Problems to work on
1. In the blog passage, why was the writer's sister in Christ able to see what changes in the church would glorify God? Answer in one to three sentences.
2. From the blog passage, extract the words from "I can't help" up to and including "week...while we can.".
3. Continue the blog passage on the earthquake in Japan, picking up after its last sentence.

I lost a sister in Christ this weekend to physical death. Her life on this earth was cut quite short...and I can only imagine what she is experiencing as she begins her eternity with our King of Kings. I cannot help but think, if she could tell us anything, that she would tell us to seize every moment to make ourselves better and help others better their walks with God as well. She was constantly calling myself and my co-worker with suggestions on how to make certain things within the church "better". She saw the details that could make the real difference. She had a perspective on life that came from a gift of discernment - a gift not all Christ followers have. She could sit back and see what changes would be glorifying to God...and she used that to better others.

I can't help but write about my sister in Christ. She was a great lady...and I know she has added a special something to Heaven this weekend. How about if we use our weekend refreshment to add a little something special to this world this week...while we can.


~Leslie

Friday, March 11, 2011

Japanese...and I'm Not Talking Hibachi


Unless you live under a rock or in a bomb shelter, I suppose you've all heard about the infamous earthquake and Tsunami in Japan today (or yesterday for them). Cue break for prayers...Father, You are all knowing, You are all powerful, You are present everywhere. You are amazing and wonderful in every way. We don't understand in our human minds and hearts why such horrible natural disasters have to happen. We know we will understand one day. Our hearts hurt for our friends in Japan tonight. So many hurt...so many lost...so many dead. God our prayer tonight is for Your powerful, beautiful, overwhelming presence be with the people of Japan tonight and in the coming days. God I pray that they will feel Your heart, Your presence, Your comfort, Your love and Your peace. I pray for physical and emotional healing and I pray that people will find You, as their Savior, in all of this upheaval. I pray for the souls that are unfound or trapped...bless them Lord. I pray for the repercussions that will affect the Japanese people in the coming days, weeks and months. Keep them safe in the coming aftershocks. God let us see You in all of this...and every time You bring the people of Japan to our minds, help us to stop and breathe a prayer on their behalf to Your open and loving heart. Amen


Once again, natural disaster strikes. Once again, people are reeling from the death, the disaster and the out of control spiral that have become their lives. Pray for them. Pray for those helping. Pray for those wanting to help. I want to be there, I want to help...still praying to find God's will in all of this. Many say this is fulfilled prophecy...not sure about that. I know that God has a plan...He will fulfill it in His own time. I DO know this...He is in control of it. We are not to fear.


One day...we will stand in front of God (for better or worse) and I for one, would like to ask some hard questions....like why. And why ice cream has to have so many calories and be bad for you. Fries too. Regardless of it all...He has our best interest and our lives in His plan...even when things like this happen. Good or bad...He has us covered.

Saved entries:
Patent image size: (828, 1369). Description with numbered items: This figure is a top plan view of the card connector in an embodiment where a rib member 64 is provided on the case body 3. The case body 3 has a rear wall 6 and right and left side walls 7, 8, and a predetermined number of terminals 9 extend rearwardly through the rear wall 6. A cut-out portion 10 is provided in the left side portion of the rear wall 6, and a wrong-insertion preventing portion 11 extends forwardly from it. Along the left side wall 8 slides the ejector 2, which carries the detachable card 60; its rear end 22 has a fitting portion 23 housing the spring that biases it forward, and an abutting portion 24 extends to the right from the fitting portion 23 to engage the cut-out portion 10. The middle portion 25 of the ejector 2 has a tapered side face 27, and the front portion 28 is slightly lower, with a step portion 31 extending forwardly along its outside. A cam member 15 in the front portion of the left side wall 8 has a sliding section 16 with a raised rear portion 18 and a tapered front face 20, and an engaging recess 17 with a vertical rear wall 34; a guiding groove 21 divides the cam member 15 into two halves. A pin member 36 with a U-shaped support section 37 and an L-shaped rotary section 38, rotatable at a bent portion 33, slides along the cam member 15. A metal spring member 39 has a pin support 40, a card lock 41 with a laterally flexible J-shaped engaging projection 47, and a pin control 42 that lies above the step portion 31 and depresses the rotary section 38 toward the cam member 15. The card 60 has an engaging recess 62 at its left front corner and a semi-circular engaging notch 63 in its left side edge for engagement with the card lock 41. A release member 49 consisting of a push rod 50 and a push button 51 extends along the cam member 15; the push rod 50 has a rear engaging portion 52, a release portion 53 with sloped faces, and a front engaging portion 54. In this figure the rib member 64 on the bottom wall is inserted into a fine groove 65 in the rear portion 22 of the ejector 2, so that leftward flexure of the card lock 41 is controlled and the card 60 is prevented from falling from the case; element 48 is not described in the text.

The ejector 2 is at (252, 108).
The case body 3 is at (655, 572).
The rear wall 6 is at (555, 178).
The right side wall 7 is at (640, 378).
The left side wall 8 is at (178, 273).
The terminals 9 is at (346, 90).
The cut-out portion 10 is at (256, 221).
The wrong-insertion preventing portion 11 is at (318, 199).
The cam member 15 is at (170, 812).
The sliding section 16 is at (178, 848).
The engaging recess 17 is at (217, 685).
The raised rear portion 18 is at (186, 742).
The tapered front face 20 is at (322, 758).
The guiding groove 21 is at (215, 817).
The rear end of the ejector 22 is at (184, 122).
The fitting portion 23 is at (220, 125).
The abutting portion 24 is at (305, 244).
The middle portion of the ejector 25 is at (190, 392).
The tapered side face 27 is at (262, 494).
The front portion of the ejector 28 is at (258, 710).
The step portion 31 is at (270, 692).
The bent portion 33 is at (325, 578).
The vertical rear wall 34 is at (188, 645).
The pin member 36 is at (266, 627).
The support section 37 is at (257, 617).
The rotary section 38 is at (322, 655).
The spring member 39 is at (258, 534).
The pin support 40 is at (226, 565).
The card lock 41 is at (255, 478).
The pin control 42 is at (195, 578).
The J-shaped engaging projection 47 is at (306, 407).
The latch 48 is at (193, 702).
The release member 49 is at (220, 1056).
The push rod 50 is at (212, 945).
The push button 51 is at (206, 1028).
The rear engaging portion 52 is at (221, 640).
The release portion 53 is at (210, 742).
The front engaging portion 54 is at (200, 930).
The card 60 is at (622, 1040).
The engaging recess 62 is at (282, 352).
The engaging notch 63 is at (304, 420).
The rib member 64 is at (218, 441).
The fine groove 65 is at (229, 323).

Solved tasks
1. She had a perspective on life that came from a gift of discernment, a gift not all Christ followers have. It let her sit back and see which changes would be glorifying to God, and she used that to better others.

2.
I can't help but write about my sister in Christ. She was a great lady...and I know she has added a special something to Heaven this weekend. How about if we use our weekend refreshment to add a little something special to this world this week...while we can.

3.
Til tomorrow...Ima steer clear of that ice cream and those fries...and I'll be interceding for Japan. Join me?


~Leslie

Wednesday, March 9, 2011

A Barrel of Monkeys and Barbeque


Alrighty...I will openly admit it...I ate barbeque yesterday. It was good, old fashioned, Lexington style barbeque. And it was yummy. I had the fries too...but I firmly believe my Diet Dr. Pepper balanced the whole meal out. Yeah. Right. So today, as I was doing the lesson for Made to Crave, it actually asked me to think about the last time I gave in...and what my thought process was...what the lie was that I believed to allow myself to eat something I was determined NOT to eat. Well....if you've ever been in uptown Lexington, North Carolina and smelled the pit cooked barbeque as you drive down Main Street...enough said. That lie took me down! Seriously...I can tell myself all day long that, I do live in the barbeque capital of North Carolina and I can get barbeque any time I want it (I know, I know, my Texas friends are limbering up their fingers to fuss at me via Facebook to tell me what BBQ REALLY is, lol)...but the reality is, and this sounds dumb, I'm scared of a salad at a BBQ place. Really. I mean, their specialty is barbeque. Nothing there is healthy...not even the salad. So why not eat something I like? In all sincerity...it was a flub up and I will be better next time. In all of my postings about how seriously I am taking my new lifestyle and Made to Crave, I thought I should be brutally honest about my mistakes. So I learned 2 things:


  • NOT a good idea to go to the Barbeque Center when trying to achieve a weight loss goal/healthy lifestyle

  • I believed the lie it was okay to have this, there was nothing better for me there.

So that was my food post for today...on to my ongoing heated debate with a friend!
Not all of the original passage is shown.